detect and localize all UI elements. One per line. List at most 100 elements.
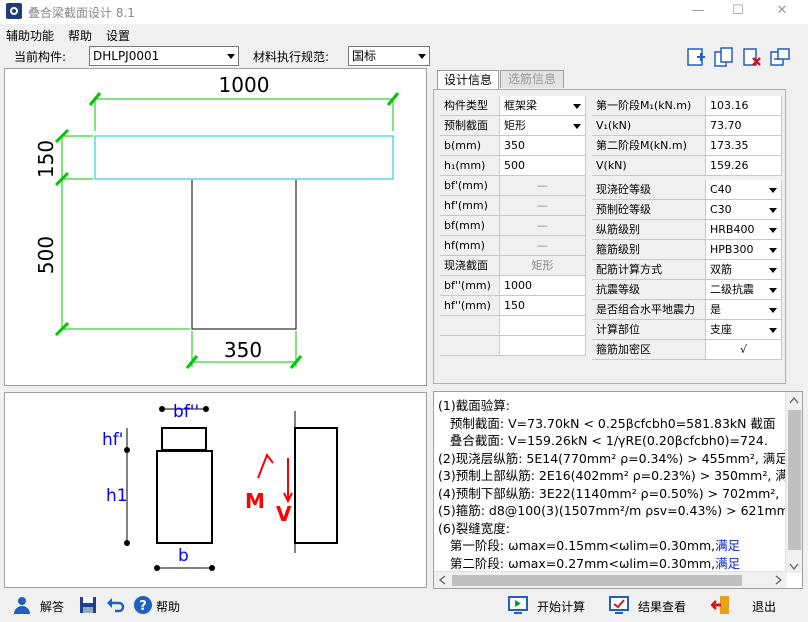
sketch-h1-label: h1 <box>106 486 128 506</box>
dim-web-height: 500 <box>34 236 58 274</box>
export-component-icon[interactable] <box>769 46 791 68</box>
copy-component-icon[interactable] <box>713 46 735 68</box>
component-select-value: DHLPJ0001 <box>93 49 160 63</box>
right-grid-value-text: HPB300 <box>710 243 754 256</box>
left-grid-value[interactable] <box>500 336 586 356</box>
left-grid-label: hf''(mm) <box>440 296 500 316</box>
svg-text:?: ? <box>139 599 147 614</box>
start-calc-icon[interactable] <box>508 595 528 615</box>
right-grid-label: 第一阶段M₁(kN.m) <box>592 96 706 116</box>
left-grid-value-text: — <box>537 179 548 192</box>
right-grid-value[interactable]: 支座 <box>706 320 782 340</box>
right-grid-label: 现浇砼等级 <box>592 180 706 200</box>
help-icon[interactable]: ? <box>133 595 153 615</box>
left-grid-value[interactable]: 350 <box>500 136 586 156</box>
chevron-down-icon[interactable] <box>766 182 779 197</box>
start-calc-button[interactable]: 开始计算 <box>537 598 585 615</box>
menu-help[interactable]: 帮助 <box>68 27 92 44</box>
exit-button[interactable]: 退出 <box>752 598 776 615</box>
result-line-text: (3)预制上部纵筋: 2E16(402mm² ρ=0.23%) > 350mm²… <box>438 468 788 483</box>
left-grid-value: — <box>500 216 586 236</box>
minimize-button[interactable]: — <box>678 0 718 24</box>
tab-design-info[interactable]: 设计信息 <box>437 70 499 90</box>
chevron-down-icon[interactable] <box>766 302 779 317</box>
right-grid-value[interactable]: HRB400 <box>706 220 782 240</box>
right-grid-label: 是否组合水平地震力 <box>592 300 706 320</box>
code-label: 材料执行规范: <box>253 50 330 64</box>
view-results-button[interactable]: 结果查看 <box>638 598 686 615</box>
exit-icon[interactable] <box>711 595 731 615</box>
chevron-down-icon[interactable] <box>766 262 779 277</box>
result-line-text: (6)裂缝宽度: <box>438 520 510 536</box>
maximize-button[interactable]: ☐ <box>718 0 758 24</box>
left-grid-label: b(mm) <box>440 136 500 156</box>
menu-tools[interactable]: 辅助功能 <box>6 27 54 44</box>
left-grid-value-text: 矩形 <box>504 119 526 132</box>
results-vertical-scrollbar[interactable] <box>785 392 802 573</box>
right-grid-value[interactable]: 双筋 <box>706 260 782 280</box>
right-grid-value-text: 双筋 <box>710 263 732 276</box>
right-grid-value[interactable]: C40 <box>706 180 782 200</box>
sketch-m-label: M <box>245 489 265 513</box>
right-grid-value[interactable]: C30 <box>706 200 782 220</box>
right-grid-value[interactable]: 103.16 <box>706 96 782 116</box>
right-grid-value-text: 二级抗震 <box>710 283 754 296</box>
right-grid-value-text: C30 <box>710 203 732 216</box>
right-grid-value[interactable]: 二级抗震 <box>706 280 782 300</box>
results-horizontal-scrollbar[interactable] <box>434 571 787 588</box>
right-grid-value-text: 是 <box>710 303 721 316</box>
left-grid-label: 构件类型 <box>440 96 500 116</box>
close-button[interactable]: ✕ <box>762 0 802 24</box>
command-bar: 解答 ? 帮助 开始计算 结果查看 退出 <box>0 592 808 620</box>
left-grid-label: 预制截面 <box>440 116 500 136</box>
left-grid-value-text: 350 <box>504 139 525 152</box>
left-grid-value[interactable]: 框架梁 <box>500 96 586 116</box>
right-grid-label: V₁(kN) <box>592 116 706 136</box>
app-icon <box>6 3 22 19</box>
left-grid-value-text: 1000 <box>504 279 532 292</box>
result-line: (5)箍筋: d8@100(3)(1507mm²/m ρsv=0.43%) > … <box>438 500 802 519</box>
help-button[interactable]: 帮助 <box>156 598 180 615</box>
right-grid-value[interactable]: √ <box>706 340 782 360</box>
left-grid-value[interactable] <box>500 316 586 336</box>
dim-top-width: 1000 <box>219 73 270 97</box>
left-grid-value[interactable]: 1000 <box>500 276 586 296</box>
chevron-down-icon[interactable] <box>766 242 779 257</box>
tab-selected-info[interactable]: 选筋信息 <box>500 70 564 88</box>
new-component-icon[interactable] <box>685 46 707 68</box>
delete-component-icon[interactable] <box>741 46 763 68</box>
right-grid-value[interactable]: 159.26 <box>706 156 782 176</box>
right-grid-value-text: 支座 <box>710 323 732 336</box>
right-grid-label: 第二阶段M(kN.m) <box>592 136 706 156</box>
right-grid-value[interactable]: 是 <box>706 300 782 320</box>
result-line: 第一阶段: ωmax=0.15mm<ωlim=0.30mm,满足 <box>438 535 740 554</box>
left-grid-value[interactable]: 矩形 <box>500 116 586 136</box>
chevron-down-icon[interactable] <box>766 222 779 237</box>
left-grid-value[interactable]: 500 <box>500 156 586 176</box>
save-icon[interactable] <box>78 595 98 615</box>
sketch-hf-label: hf' <box>102 430 123 450</box>
dim-web-width: 350 <box>224 338 262 362</box>
component-select[interactable]: DHLPJ0001 <box>89 46 239 66</box>
menu-settings[interactable]: 设置 <box>106 27 130 44</box>
right-grid-value[interactable]: 73.70 <box>706 116 782 136</box>
chevron-down-icon[interactable] <box>766 282 779 297</box>
result-line-text: 第二阶段: ωmax=0.27mm<ωlim=0.30mm, <box>438 555 716 571</box>
right-grid-value[interactable]: HPB300 <box>706 240 782 260</box>
left-grid-label: hf'(mm) <box>440 196 500 216</box>
view-results-icon[interactable] <box>609 595 629 615</box>
chevron-down-icon[interactable] <box>570 118 583 133</box>
undo-icon[interactable] <box>105 595 125 615</box>
chevron-down-icon[interactable] <box>766 202 779 217</box>
result-line: 预制截面: V=73.70kN < 0.25βcfcbh0=581.83kN 截… <box>438 413 776 432</box>
chevron-down-icon[interactable] <box>766 322 779 337</box>
result-line-text: (2)现浇层纵筋: 5E14(770mm² ρ=0.34%) > 455mm²,… <box>438 450 788 466</box>
left-grid-label: h₁(mm) <box>440 156 500 176</box>
solve-button[interactable]: 解答 <box>40 598 64 615</box>
chevron-down-icon[interactable] <box>570 98 583 113</box>
right-grid-value[interactable]: 173.35 <box>706 136 782 156</box>
code-select[interactable]: 国标 <box>348 46 430 66</box>
title-bar: 叠合梁截面设计 8.1 — ☐ ✕ <box>0 0 808 24</box>
left-grid-value[interactable]: 150 <box>500 296 586 316</box>
solve-icon[interactable] <box>12 595 32 615</box>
====================
Stated goal:
Reproduce the records from the line containing "sketch-h1-label: h1 <box>106" through the line containing "left-grid-value-text: — <box>537", swapping "copy-component-icon" for "duplicate-component-icon" and leaving everything else unchanged.

Exercise output:
sketch-h1-label: h1 <box>106 486 128 506</box>
dim-web-height: 500 <box>34 236 58 274</box>
export-component-icon[interactable] <box>769 46 791 68</box>
duplicate-component-icon[interactable] <box>713 46 735 68</box>
component-select-value: DHLPJ0001 <box>93 49 160 63</box>
right-grid-value-text: HPB300 <box>710 243 754 256</box>
left-grid-value[interactable] <box>500 336 586 356</box>
left-grid-label: hf''(mm) <box>440 296 500 316</box>
svg-text:?: ? <box>139 599 147 614</box>
start-calc-icon[interactable] <box>508 595 528 615</box>
right-grid-label: 第一阶段M₁(kN.m) <box>592 96 706 116</box>
left-grid-value-text: — <box>537 179 548 192</box>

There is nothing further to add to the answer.